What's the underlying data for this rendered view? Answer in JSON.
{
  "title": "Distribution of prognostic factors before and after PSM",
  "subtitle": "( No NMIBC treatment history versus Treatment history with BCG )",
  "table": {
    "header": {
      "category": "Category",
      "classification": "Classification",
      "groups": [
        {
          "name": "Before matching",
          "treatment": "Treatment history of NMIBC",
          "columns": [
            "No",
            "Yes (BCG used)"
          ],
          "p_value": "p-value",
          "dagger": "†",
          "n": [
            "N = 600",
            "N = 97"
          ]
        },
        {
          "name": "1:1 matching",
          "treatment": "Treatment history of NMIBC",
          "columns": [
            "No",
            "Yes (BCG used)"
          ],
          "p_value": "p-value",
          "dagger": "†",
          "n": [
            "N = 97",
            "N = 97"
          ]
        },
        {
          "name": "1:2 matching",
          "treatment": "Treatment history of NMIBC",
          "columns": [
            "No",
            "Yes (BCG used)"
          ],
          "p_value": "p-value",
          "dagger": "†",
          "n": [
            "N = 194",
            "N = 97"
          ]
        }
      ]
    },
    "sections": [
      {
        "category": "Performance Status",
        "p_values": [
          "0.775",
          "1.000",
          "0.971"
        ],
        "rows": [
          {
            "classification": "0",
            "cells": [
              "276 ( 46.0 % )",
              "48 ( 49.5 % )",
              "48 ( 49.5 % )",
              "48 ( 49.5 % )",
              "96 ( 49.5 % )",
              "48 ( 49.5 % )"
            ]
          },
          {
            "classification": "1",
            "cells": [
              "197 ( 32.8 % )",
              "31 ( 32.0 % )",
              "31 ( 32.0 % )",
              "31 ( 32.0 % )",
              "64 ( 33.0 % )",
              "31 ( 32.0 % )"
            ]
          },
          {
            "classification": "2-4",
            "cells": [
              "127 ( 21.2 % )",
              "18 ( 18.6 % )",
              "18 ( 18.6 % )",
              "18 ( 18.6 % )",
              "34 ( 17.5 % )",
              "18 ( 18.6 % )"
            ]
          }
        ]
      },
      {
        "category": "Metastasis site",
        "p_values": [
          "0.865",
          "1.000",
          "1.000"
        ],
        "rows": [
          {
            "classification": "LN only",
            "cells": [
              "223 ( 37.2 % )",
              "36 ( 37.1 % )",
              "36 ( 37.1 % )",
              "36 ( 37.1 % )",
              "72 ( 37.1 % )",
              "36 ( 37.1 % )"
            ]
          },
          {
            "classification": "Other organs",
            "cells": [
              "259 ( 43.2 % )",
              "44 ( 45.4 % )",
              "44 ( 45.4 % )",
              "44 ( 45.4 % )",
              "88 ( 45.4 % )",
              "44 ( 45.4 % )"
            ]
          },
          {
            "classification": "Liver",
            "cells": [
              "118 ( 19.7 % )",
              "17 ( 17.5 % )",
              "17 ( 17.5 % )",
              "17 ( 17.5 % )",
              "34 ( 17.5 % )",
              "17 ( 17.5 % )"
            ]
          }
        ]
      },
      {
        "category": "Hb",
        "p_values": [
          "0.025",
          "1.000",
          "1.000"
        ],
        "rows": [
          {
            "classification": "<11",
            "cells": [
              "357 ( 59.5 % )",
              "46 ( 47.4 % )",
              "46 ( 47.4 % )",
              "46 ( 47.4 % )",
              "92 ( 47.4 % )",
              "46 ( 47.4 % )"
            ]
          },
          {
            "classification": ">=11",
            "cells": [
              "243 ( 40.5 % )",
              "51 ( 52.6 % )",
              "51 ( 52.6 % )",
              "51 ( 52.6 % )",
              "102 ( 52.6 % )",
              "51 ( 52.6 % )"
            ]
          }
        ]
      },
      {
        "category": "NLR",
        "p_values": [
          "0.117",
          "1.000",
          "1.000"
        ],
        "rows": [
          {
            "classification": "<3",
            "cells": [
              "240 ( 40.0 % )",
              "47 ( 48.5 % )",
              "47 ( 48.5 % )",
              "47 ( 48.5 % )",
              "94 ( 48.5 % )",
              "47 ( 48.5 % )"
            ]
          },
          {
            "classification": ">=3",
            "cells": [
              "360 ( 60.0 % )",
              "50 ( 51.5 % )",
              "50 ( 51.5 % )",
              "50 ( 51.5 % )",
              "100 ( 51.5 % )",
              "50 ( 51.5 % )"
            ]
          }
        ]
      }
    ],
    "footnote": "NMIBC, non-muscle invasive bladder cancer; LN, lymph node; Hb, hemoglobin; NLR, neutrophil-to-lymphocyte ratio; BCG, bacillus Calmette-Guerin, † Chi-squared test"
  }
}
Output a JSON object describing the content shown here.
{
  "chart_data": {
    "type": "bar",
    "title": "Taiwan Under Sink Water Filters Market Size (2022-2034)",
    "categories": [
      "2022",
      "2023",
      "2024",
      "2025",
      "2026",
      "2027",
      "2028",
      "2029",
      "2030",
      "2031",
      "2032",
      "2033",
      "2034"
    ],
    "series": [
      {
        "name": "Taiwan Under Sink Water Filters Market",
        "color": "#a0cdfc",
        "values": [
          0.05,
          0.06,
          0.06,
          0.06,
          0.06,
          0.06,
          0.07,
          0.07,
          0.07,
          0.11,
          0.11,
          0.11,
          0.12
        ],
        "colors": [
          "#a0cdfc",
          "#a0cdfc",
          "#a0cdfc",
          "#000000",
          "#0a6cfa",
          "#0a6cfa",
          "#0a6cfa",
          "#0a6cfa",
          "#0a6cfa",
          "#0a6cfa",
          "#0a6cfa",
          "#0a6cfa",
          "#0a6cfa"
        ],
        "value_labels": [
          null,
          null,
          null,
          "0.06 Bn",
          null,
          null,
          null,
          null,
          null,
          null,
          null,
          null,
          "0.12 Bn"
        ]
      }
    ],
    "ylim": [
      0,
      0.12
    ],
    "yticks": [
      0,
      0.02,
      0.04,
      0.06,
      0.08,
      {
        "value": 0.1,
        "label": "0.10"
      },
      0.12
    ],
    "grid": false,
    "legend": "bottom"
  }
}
========
* STATED EXERCISE
All of the entries must be written out exactly as they stand.

* EXERCISE ANSWER
What's the underlying data for this rendered view? Answer in JSON.
{
  "title": "Distribution of prognostic factors before and after PSM",
  "subtitle": "( No NMIBC treatment history versus Treatment history with BCG )",
  "table": {
    "header": {
      "category": "Category",
      "classification": "Classification",
      "groups": [
        {
          "name": "Before matching",
          "treatment": "Treatment history of NMIBC",
          "columns": [
            "No",
            "Yes (BCG used)"
          ],
          "p_value": "p-value",
          "dagger": "†",
          "n": [
            "N = 600",
            "N = 97"
          ]
        },
        {
          "name": "1:1 matching",
          "treatment": "Treatment history of NMIBC",
          "columns": [
            "No",
            "Yes (BCG used)"
          ],
          "p_value": "p-value",
          "dagger": "†",
          "n": [
            "N = 97",
            "N = 97"
          ]
        },
        {
          "name": "1:2 matching",
          "treatment": "Treatment history of NMIBC",
          "columns": [
            "No",
            "Yes (BCG used)"
          ],
          "p_value": "p-value",
          "dagger": "†",
          "n": [
            "N = 194",
            "N = 97"
          ]
        }
      ]
    },
    "sections": [
      {
        "category": "Performance Status",
        "p_values": [
          "0.775",
          "1.000",
          "0.971"
        ],
        "rows": [
          {
            "classification": "0",
            "cells": [
              "276 ( 46.0 % )",
              "48 ( 49.5 % )",
              "48 ( 49.5 % )",
              "48 ( 49.5 % )",
              "96 ( 49.5 % )",
              "48 ( 49.5 % )"
            ]
          },
          {
            "classification": "1",
            "cells": [
              "197 ( 32.8 % )",
              "31 ( 32.0 % )",
              "31 ( 32.0 % )",
              "31 ( 32.0 % )",
              "64 ( 33.0 % )",
              "31 ( 32.0 % )"
            ]
          },
          {
            "classification": "2-4",
            "cells": [
              "127 ( 21.2 % )",
              "18 ( 18.6 % )",
              "18 ( 18.6 % )",
              "18 ( 18.6 % )",
              "34 ( 17.5 % )",
              "18 ( 18.6 % )"
            ]
          }
        ]
      },
      {
        "category": "Metastasis site",
        "p_values": [
          "0.865",
          "1.000",
          "1.000"
        ],
        "rows": [
          {
            "classification": "LN only",
            "cells": [
              "223 ( 37.2 % )",
              "36 ( 37.1 % )",
              "36 ( 37.1 % )",
              "36 ( 37.1 % )",
              "72 ( 37.1 % )",
              "36 ( 37.1 % )"
            ]
          },
          {
            "classification": "Other organs",
            "cells": [
              "259 ( 43.2 % )",
              "44 ( 45.4 % )",
              "44 ( 45.4 % )",
              "44 ( 45.4 % )",
              "88 ( 45.4 % )",
              "44 ( 45.4 % )"
            ]
          },
          {
            "classification": "Liver",
            "cells": [
              "118 ( 19.7 % )",
              "17 ( 17.5 % )",
              "17 ( 17.5 % )",
              "17 ( 17.5 % )",
              "34 ( 17.5 % )",
              "17 ( 17.5 % )"
            ]
          }
        ]
      },
      {
        "category": "Hb",
        "p_values": [
          "0.025",
          "1.000",
          "1.000"
        ],
        "rows": [
          {
            "classification": "<11",
            "cells": [
              "357 ( 59.5 % )",
              "46 ( 47.4 % )",
              "46 ( 47.4 % )",
              "46 ( 47.4 % )",
              "92 ( 47.4 % )",
              "46 ( 47.4 % )"
            ]
          },
          {
            "classification": ">=11",
            "cells": [
              "243 ( 40.5 % )",
              "51 ( 52.6 % )",
              "51 ( 52.6 % )",
              "51 ( 52.6 % )",
              "102 ( 52.6 % )",
              "51 ( 52.6 % )"
            ]
          }
        ]
      },
      {
        "category": "NLR",
        "p_values": [
          "0.117",
          "1.000",
          "1.000"
        ],
        "rows": [
          {
            "classification": "<3",
            "cells": [
              "240 ( 40.0 % )",
              "47 ( 48.5 % )",
              "47 ( 48.5 % )",
              "47 ( 48.5 % )",
              "94 ( 48.5 % )",
              "47 ( 48.5 % )"
            ]
          },
          {
            "classification": ">=3",
            "cells": [
              "360 ( 60.0 % )",
              "50 ( 51.5 % )",
              "50 ( 51.5 % )",
              "50 ( 51.5 % )",
              "100 ( 51.5 % )",
              "50 ( 51.5 % )"
            ]
          }
        ]
      }
    ],
    "footnote": "NMIBC, non-muscle invasive bladder cancer; LN, lymph node; Hb, hemoglobin; NLR, neutrophil-to-lymphocyte ratio; BCG, bacillus Calmette-Guerin, † Chi-squared test"
  }
}
Output a JSON object describing the content shown here.
{
  "chart_data": {
    "type": "bar",
    "title": "Taiwan Under Sink Water Filters Market Size (2022-2034)",
    "categories": [
      "2022",
      "2023",
      "2024",
      "2025",
      "2026",
      "2027",
      "2028",
      "2029",
      "2030",
      "2031",
      "2032",
      "2033",
      "2034"
    ],
    "series": [
      {
        "name": "Taiwan Under Sink Water Filters Market",
        "color": "#a0cdfc",
        "values": [
          0.05,
          0.06,
          0.06,
          0.06,
          0.06,
          0.06,
          0.07,
          0.07,
          0.07,
          0.11,
          0.11,
          0.11,
          0.12
        ],
        "colors": [
          "#a0cdfc",
          "#a0cdfc",
          "#a0cdfc",
          "#000000",
          "#0a6cfa",
          "#0a6cfa",
          "#0a6cfa",
          "#0a6cfa",
          "#0a6cfa",
          "#0a6cfa",
          "#0a6cfa",
          "#0a6cfa",
          "#0a6cfa"
        ],
        "value_labels": [
          null,
          null,
          null,
          "0.06 Bn",
          null,
          null,
          null,
          null,
          null,
          null,
          null,
          null,
          "0.12 Bn"
        ]
      }
    ],
    "ylim": [
      0,
      0.12
    ],
    "yticks": [
      0,
      0.02,
      0.04,
      0.06,
      0.08,
      {
        "value": 0.1,
        "label": "0.10"
      },
      0.12
    ],
    "grid": false,
    "legend": "bottom"
  }
}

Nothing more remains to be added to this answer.